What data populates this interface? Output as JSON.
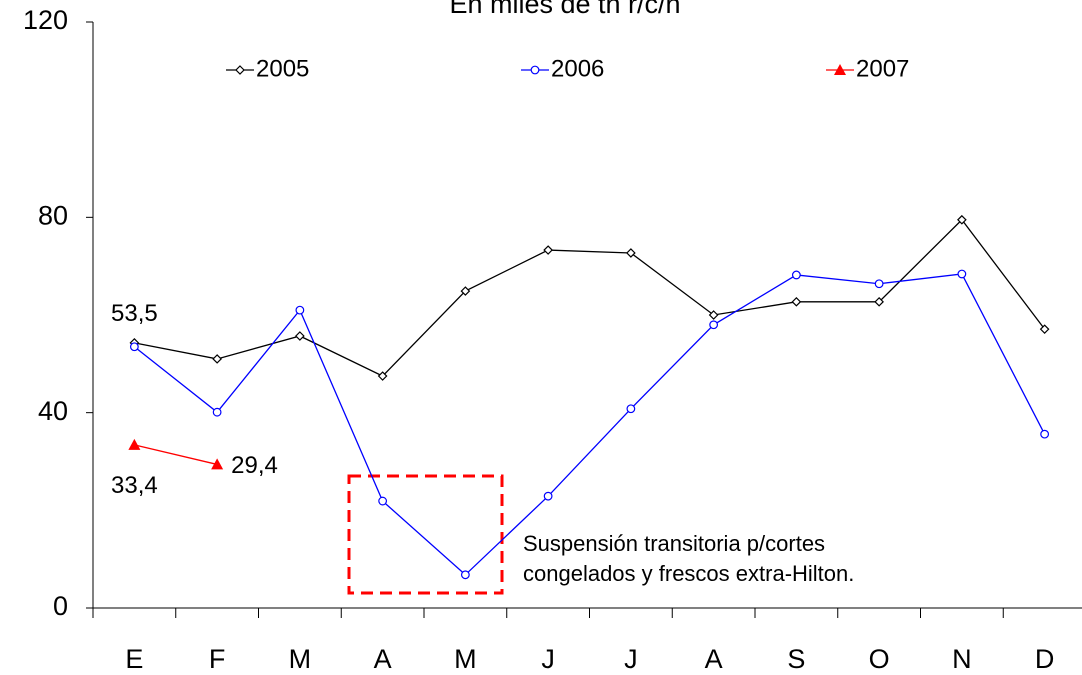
{
  "chart_data": {
    "type": "line",
    "title": "En miles de tn r/c/h",
    "categories": [
      "E",
      "F",
      "M",
      "A",
      "M",
      "J",
      "J",
      "A",
      "S",
      "O",
      "N",
      "D"
    ],
    "series": [
      {
        "name": "2005",
        "color": "#000000",
        "marker": "diamond",
        "values": [
          54.3,
          51.0,
          55.7,
          47.5,
          64.9,
          73.3,
          72.7,
          60.0,
          62.7,
          62.7,
          79.5,
          57.1
        ]
      },
      {
        "name": "2006",
        "color": "#0000ff",
        "marker": "circle",
        "values": [
          53.5,
          40.1,
          61.0,
          21.9,
          6.8,
          22.9,
          40.8,
          58.0,
          68.2,
          66.4,
          68.4,
          35.6
        ],
        "value_labels": [
          "53,5",
          null,
          null,
          null,
          null,
          null,
          null,
          null,
          null,
          null,
          null,
          null
        ]
      },
      {
        "name": "2007",
        "color": "#ff0000",
        "marker": "triangle",
        "values": [
          33.4,
          29.4,
          null,
          null,
          null,
          null,
          null,
          null,
          null,
          null,
          null,
          null
        ],
        "value_labels": [
          "33,4",
          "29,4",
          null,
          null,
          null,
          null,
          null,
          null,
          null,
          null,
          null,
          null
        ]
      }
    ],
    "ylim": [
      0,
      120
    ],
    "yticks": [
      0,
      40,
      80,
      120
    ],
    "annotation": [
      "Suspensión transitoria p/cortes",
      "congelados y frescos extra-Hilton."
    ]
  }
}
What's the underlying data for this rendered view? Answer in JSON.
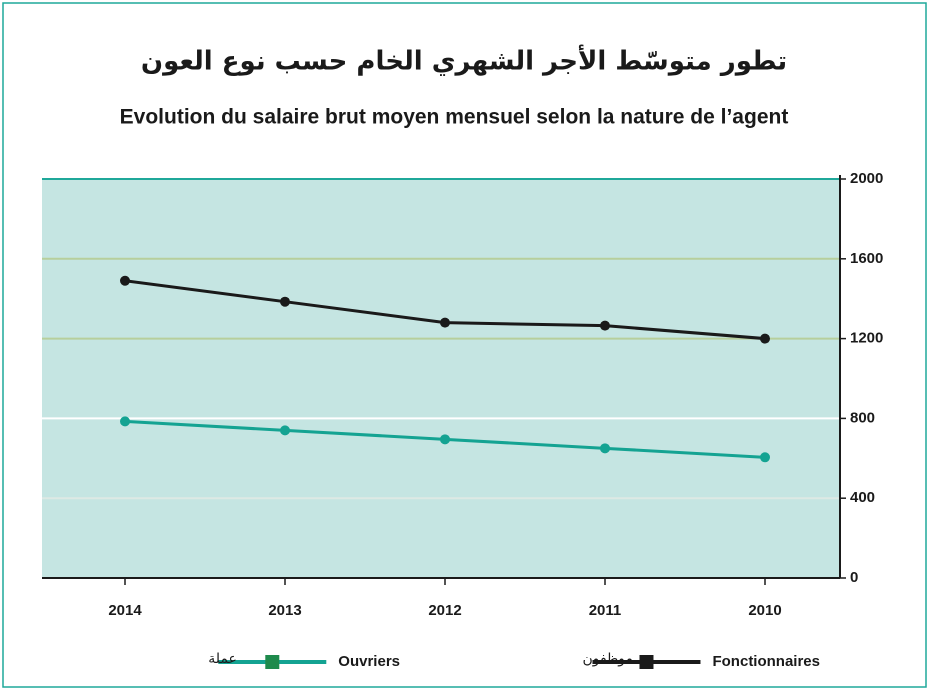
{
  "chart_data": {
    "type": "line",
    "title": "تطور متوسّط الأجر الشهري الخام حسب نوع العون",
    "subtitle": "Evolution du salaire brut moyen mensuel selon la nature de l’agent",
    "categories": [
      "2014",
      "2013",
      "2012",
      "2011",
      "2010"
    ],
    "series": [
      {
        "name": "Fonctionnaires",
        "name_ar": "موظفون",
        "color": "#1a1a1a",
        "values": [
          1490,
          1385,
          1280,
          1265,
          1200
        ]
      },
      {
        "name": "Ouvriers",
        "name_ar": "عملة",
        "color": "#14a392",
        "values": [
          785,
          740,
          695,
          650,
          605
        ]
      }
    ],
    "ylim": [
      0,
      2000
    ],
    "yticks": [
      0,
      400,
      800,
      1200,
      1600,
      2000
    ],
    "y_axis_side": "right",
    "grid": true
  }
}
========
> _Your task_
Reproduce every line of the material precisely, omitting its pictures.

> _Task answer_
What data populates this interface? Output as JSON.
{
  "chart_data": {
    "type": "line",
    "title": "En miles de tn r/c/h",
    "categories": [
      "E",
      "F",
      "M",
      "A",
      "M",
      "J",
      "J",
      "A",
      "S",
      "O",
      "N",
      "D"
    ],
    "series": [
      {
        "name": "2005",
        "color": "#000000",
        "marker": "diamond",
        "values": [
          54.3,
          51.0,
          55.7,
          47.5,
          64.9,
          73.3,
          72.7,
          60.0,
          62.7,
          62.7,
          79.5,
          57.1
        ]
      },
      {
        "name": "2006",
        "color": "#0000ff",
        "marker": "circle",
        "values": [
          53.5,
          40.1,
          61.0,
          21.9,
          6.8,
          22.9,
          40.8,
          58.0,
          68.2,
          66.4,
          68.4,
          35.6
        ],
        "value_labels": [
          "53,5",
          null,
          null,
          null,
          null,
          null,
          null,
          null,
          null,
          null,
          null,
          null
        ]
      },
      {
        "name": "2007",
        "color": "#ff0000",
        "marker": "triangle",
        "values": [
          33.4,
          29.4,
          null,
          null,
          null,
          null,
          null,
          null,
          null,
          null,
          null,
          null
        ],
        "value_labels": [
          "33,4",
          "29,4",
          null,
          null,
          null,
          null,
          null,
          null,
          null,
          null,
          null,
          null
        ]
      }
    ],
    "ylim": [
      0,
      120
    ],
    "yticks": [
      0,
      40,
      80,
      120
    ],
    "annotation": [
      "Suspensión transitoria p/cortes",
      "congelados y frescos extra-Hilton."
    ]
  }
}
What's the underlying data for this rendered view? Answer in JSON.
{
  "chart_data": {
    "type": "line",
    "title": "تطور متوسّط الأجر الشهري الخام حسب نوع العون",
    "subtitle": "Evolution du salaire brut moyen mensuel selon la nature de l’agent",
    "categories": [
      "2014",
      "2013",
      "2012",
      "2011",
      "2010"
    ],
    "series": [
      {
        "name": "Fonctionnaires",
        "name_ar": "موظفون",
        "color": "#1a1a1a",
        "values": [
          1490,
          1385,
          1280,
          1265,
          1200
        ]
      },
      {
        "name": "Ouvriers",
        "name_ar": "عملة",
        "color": "#14a392",
        "values": [
          785,
          740,
          695,
          650,
          605
        ]
      }
    ],
    "ylim": [
      0,
      2000
    ],
    "yticks": [
      0,
      400,
      800,
      1200,
      1600,
      2000
    ],
    "y_axis_side": "right",
    "grid": true
  }
}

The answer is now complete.